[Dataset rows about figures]
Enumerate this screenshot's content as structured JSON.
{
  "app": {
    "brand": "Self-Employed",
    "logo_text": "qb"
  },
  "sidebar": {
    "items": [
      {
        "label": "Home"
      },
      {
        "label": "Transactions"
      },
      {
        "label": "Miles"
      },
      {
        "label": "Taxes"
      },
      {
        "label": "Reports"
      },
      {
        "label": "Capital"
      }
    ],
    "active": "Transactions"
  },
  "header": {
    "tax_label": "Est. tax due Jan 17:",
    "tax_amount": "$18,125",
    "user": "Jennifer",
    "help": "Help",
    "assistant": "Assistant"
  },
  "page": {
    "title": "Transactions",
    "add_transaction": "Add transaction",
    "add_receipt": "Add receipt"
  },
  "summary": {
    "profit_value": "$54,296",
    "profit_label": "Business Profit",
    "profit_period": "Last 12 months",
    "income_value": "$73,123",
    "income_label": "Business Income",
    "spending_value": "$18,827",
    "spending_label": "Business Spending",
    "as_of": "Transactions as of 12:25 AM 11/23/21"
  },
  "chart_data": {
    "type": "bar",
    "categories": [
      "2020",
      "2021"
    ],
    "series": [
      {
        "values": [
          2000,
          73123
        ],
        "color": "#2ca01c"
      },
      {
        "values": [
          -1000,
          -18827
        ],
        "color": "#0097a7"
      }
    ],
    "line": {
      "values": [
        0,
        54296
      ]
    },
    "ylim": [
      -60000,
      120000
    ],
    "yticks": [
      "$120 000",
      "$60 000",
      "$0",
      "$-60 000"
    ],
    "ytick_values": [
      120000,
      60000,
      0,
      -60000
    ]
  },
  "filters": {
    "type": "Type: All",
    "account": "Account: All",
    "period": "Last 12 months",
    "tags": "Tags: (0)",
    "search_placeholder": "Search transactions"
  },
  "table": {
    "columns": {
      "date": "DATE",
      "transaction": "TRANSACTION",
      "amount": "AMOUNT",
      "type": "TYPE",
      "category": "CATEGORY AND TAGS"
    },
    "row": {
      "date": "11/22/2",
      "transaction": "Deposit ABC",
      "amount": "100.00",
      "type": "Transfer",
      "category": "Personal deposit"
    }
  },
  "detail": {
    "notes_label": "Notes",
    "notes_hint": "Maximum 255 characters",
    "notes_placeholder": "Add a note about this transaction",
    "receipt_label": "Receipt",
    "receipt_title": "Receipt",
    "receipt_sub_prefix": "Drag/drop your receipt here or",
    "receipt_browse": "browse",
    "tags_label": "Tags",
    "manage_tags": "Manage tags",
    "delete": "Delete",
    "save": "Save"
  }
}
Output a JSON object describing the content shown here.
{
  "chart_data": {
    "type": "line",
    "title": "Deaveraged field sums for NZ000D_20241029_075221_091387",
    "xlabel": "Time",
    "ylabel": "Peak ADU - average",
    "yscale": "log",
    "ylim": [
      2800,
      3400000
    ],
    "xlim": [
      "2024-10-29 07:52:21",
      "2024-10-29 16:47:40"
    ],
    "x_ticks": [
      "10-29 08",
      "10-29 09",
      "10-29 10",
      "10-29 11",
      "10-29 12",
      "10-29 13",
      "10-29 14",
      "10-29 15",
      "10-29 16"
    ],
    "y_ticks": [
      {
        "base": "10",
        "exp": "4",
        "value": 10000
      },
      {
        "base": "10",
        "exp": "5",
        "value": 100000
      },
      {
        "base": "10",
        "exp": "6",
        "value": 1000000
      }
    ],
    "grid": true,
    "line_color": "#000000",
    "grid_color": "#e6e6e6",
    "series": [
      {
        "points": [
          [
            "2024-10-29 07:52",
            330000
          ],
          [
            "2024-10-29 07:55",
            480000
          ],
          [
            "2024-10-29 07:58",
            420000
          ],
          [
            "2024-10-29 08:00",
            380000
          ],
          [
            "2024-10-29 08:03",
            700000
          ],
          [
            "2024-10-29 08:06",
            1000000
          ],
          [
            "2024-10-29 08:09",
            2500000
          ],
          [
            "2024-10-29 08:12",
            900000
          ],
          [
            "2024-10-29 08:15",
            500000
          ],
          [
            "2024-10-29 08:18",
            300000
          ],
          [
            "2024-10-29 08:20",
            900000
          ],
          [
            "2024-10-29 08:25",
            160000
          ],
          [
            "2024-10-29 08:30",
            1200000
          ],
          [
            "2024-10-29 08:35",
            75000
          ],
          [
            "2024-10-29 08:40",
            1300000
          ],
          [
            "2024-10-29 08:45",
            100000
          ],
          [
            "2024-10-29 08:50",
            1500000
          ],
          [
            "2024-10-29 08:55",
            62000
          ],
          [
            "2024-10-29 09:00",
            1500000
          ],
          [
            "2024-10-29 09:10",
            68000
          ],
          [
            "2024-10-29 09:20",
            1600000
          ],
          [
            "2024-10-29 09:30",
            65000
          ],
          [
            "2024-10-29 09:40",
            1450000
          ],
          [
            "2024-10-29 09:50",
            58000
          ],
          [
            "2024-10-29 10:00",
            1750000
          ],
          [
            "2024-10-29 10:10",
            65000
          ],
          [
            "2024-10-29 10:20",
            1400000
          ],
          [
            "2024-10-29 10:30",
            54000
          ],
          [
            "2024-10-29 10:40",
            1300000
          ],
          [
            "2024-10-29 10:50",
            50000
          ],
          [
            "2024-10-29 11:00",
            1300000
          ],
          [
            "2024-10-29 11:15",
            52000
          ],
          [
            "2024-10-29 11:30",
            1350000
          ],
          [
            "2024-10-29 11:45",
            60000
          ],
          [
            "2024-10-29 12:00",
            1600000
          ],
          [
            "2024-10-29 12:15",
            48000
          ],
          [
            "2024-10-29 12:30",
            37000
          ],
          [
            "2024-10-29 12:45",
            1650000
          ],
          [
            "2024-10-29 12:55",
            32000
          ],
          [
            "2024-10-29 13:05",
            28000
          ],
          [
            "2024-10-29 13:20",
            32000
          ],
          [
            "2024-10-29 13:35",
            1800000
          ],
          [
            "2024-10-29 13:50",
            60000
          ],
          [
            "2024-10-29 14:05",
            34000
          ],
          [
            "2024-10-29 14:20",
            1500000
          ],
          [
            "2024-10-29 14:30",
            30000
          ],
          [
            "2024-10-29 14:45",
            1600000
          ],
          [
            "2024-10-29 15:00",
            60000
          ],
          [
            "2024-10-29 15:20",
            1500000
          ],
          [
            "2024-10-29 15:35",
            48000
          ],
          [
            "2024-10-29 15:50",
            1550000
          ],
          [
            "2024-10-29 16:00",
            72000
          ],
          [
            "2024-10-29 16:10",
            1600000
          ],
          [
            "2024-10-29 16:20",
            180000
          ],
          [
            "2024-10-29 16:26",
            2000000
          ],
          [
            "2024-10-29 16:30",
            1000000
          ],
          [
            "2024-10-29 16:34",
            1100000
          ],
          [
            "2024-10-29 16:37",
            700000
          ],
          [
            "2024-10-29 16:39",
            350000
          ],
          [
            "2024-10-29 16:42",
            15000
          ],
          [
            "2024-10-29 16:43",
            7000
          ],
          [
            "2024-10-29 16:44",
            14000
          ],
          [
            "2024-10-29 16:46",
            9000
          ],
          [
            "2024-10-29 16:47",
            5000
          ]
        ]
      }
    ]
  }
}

## WORK REQUIRED
Print every line of the records exactly. Omit nothing.

## EXERCISE ANSWER
Enumerate this screenshot's content as structured JSON.
{
  "app": {
    "brand": "Self-Employed",
    "logo_text": "qb"
  },
  "sidebar": {
    "items": [
      {
        "label": "Home"
      },
      {
        "label": "Transactions"
      },
      {
        "label": "Miles"
      },
      {
        "label": "Taxes"
      },
      {
        "label": "Reports"
      },
      {
        "label": "Capital"
      }
    ],
    "active": "Transactions"
  },
  "header": {
    "tax_label": "Est. tax due Jan 17:",
    "tax_amount": "$18,125",
    "user": "Jennifer",
    "help": "Help",
    "assistant": "Assistant"
  },
  "page": {
    "title": "Transactions",
    "add_transaction": "Add transaction",
    "add_receipt": "Add receipt"
  },
  "summary": {
    "profit_value": "$54,296",
    "profit_label": "Business Profit",
    "profit_period": "Last 12 months",
    "income_value": "$73,123",
    "income_label": "Business Income",
    "spending_value": "$18,827",
    "spending_label": "Business Spending",
    "as_of": "Transactions as of 12:25 AM 11/23/21"
  },
  "chart_data": {
    "type": "bar",
    "categories": [
      "2020",
      "2021"
    ],
    "series": [
      {
        "values": [
          2000,
          73123
        ],
        "color": "#2ca01c"
      },
      {
        "values": [
          -1000,
          -18827
        ],
        "color": "#0097a7"
      }
    ],
    "line": {
      "values": [
        0,
        54296
      ]
    },
    "ylim": [
      -60000,
      120000
    ],
    "yticks": [
      "$120 000",
      "$60 000",
      "$0",
      "$-60 000"
    ],
    "ytick_values": [
      120000,
      60000,
      0,
      -60000
    ]
  },
  "filters": {
    "type": "Type: All",
    "account": "Account: All",
    "period": "Last 12 months",
    "tags": "Tags: (0)",
    "search_placeholder": "Search transactions"
  },
  "table": {
    "columns": {
      "date": "DATE",
      "transaction": "TRANSACTION",
      "amount": "AMOUNT",
      "type": "TYPE",
      "category": "CATEGORY AND TAGS"
    },
    "row": {
      "date": "11/22/2",
      "transaction": "Deposit ABC",
      "amount": "100.00",
      "type": "Transfer",
      "category": "Personal deposit"
    }
  },
  "detail": {
    "notes_label": "Notes",
    "notes_hint": "Maximum 255 characters",
    "notes_placeholder": "Add a note about this transaction",
    "receipt_label": "Receipt",
    "receipt_title": "Receipt",
    "receipt_sub_prefix": "Drag/drop your receipt here or",
    "receipt_browse": "browse",
    "tags_label": "Tags",
    "manage_tags": "Manage tags",
    "delete": "Delete",
    "save": "Save"
  }
}
Output a JSON object describing the content shown here.
{
  "chart_data": {
    "type": "line",
    "title": "Deaveraged field sums for NZ000D_20241029_075221_091387",
    "xlabel": "Time",
    "ylabel": "Peak ADU - average",
    "yscale": "log",
    "ylim": [
      2800,
      3400000
    ],
    "xlim": [
      "2024-10-29 07:52:21",
      "2024-10-29 16:47:40"
    ],
    "x_ticks": [
      "10-29 08",
      "10-29 09",
      "10-29 10",
      "10-29 11",
      "10-29 12",
      "10-29 13",
      "10-29 14",
      "10-29 15",
      "10-29 16"
    ],
    "y_ticks": [
      {
        "base": "10",
        "exp": "4",
        "value": 10000
      },
      {
        "base": "10",
        "exp": "5",
        "value": 100000
      },
      {
        "base": "10",
        "exp": "6",
        "value": 1000000
      }
    ],
    "grid": true,
    "line_color": "#000000",
    "grid_color": "#e6e6e6",
    "series": [
      {
        "points": [
          [
            "2024-10-29 07:52",
            330000
          ],
          [
            "2024-10-29 07:55",
            480000
          ],
          [
            "2024-10-29 07:58",
            420000
          ],
          [
            "2024-10-29 08:00",
            380000
          ],
          [
            "2024-10-29 08:03",
            700000
          ],
          [
            "2024-10-29 08:06",
            1000000
          ],
          [
            "2024-10-29 08:09",
            2500000
          ],
          [
            "2024-10-29 08:12",
            900000
          ],
          [
            "2024-10-29 08:15",
            500000
          ],
          [
            "2024-10-29 08:18",
            300000
          ],
          [
            "2024-10-29 08:20",
            900000
          ],
          [
            "2024-10-29 08:25",
            160000
          ],
          [
            "2024-10-29 08:30",
            1200000
          ],
          [
            "2024-10-29 08:35",
            75000
          ],
          [
            "2024-10-29 08:40",
            1300000
          ],
          [
            "2024-10-29 08:45",
            100000
          ],
          [
            "2024-10-29 08:50",
            1500000
          ],
          [
            "2024-10-29 08:55",
            62000
          ],
          [
            "2024-10-29 09:00",
            1500000
          ],
          [
            "2024-10-29 09:10",
            68000
          ],
          [
            "2024-10-29 09:20",
            1600000
          ],
          [
            "2024-10-29 09:30",
            65000
          ],
          [
            "2024-10-29 09:40",
            1450000
          ],
          [
            "2024-10-29 09:50",
            58000
          ],
          [
            "2024-10-29 10:00",
            1750000
          ],
          [
            "2024-10-29 10:10",
            65000
          ],
          [
            "2024-10-29 10:20",
            1400000
          ],
          [
            "2024-10-29 10:30",
            54000
          ],
          [
            "2024-10-29 10:40",
            1300000
          ],
          [
            "2024-10-29 10:50",
            50000
          ],
          [
            "2024-10-29 11:00",
            1300000
          ],
          [
            "2024-10-29 11:15",
            52000
          ],
          [
            "2024-10-29 11:30",
            1350000
          ],
          [
            "2024-10-29 11:45",
            60000
          ],
          [
            "2024-10-29 12:00",
            1600000
          ],
          [
            "2024-10-29 12:15",
            48000
          ],
          [
            "2024-10-29 12:30",
            37000
          ],
          [
            "2024-10-29 12:45",
            1650000
          ],
          [
            "2024-10-29 12:55",
            32000
          ],
          [
            "2024-10-29 13:05",
            28000
          ],
          [
            "2024-10-29 13:20",
            32000
          ],
          [
            "2024-10-29 13:35",
            1800000
          ],
          [
            "2024-10-29 13:50",
            60000
          ],
          [
            "2024-10-29 14:05",
            34000
          ],
          [
            "2024-10-29 14:20",
            1500000
          ],
          [
            "2024-10-29 14:30",
            30000
          ],
          [
            "2024-10-29 14:45",
            1600000
          ],
          [
            "2024-10-29 15:00",
            60000
          ],
          [
            "2024-10-29 15:20",
            1500000
          ],
          [
            "2024-10-29 15:35",
            48000
          ],
          [
            "2024-10-29 15:50",
            1550000
          ],
          [
            "2024-10-29 16:00",
            72000
          ],
          [
            "2024-10-29 16:10",
            1600000
          ],
          [
            "2024-10-29 16:20",
            180000
          ],
          [
            "2024-10-29 16:26",
            2000000
          ],
          [
            "2024-10-29 16:30",
            1000000
          ],
          [
            "2024-10-29 16:34",
            1100000
          ],
          [
            "2024-10-29 16:37",
            700000
          ],
          [
            "2024-10-29 16:39",
            350000
          ],
          [
            "2024-10-29 16:42",
            15000
          ],
          [
            "2024-10-29 16:43",
            7000
          ],
          [
            "2024-10-29 16:44",
            14000
          ],
          [
            "2024-10-29 16:46",
            9000
          ],
          [
            "2024-10-29 16:47",
            5000
          ]
        ]
      }
    ]
  }
}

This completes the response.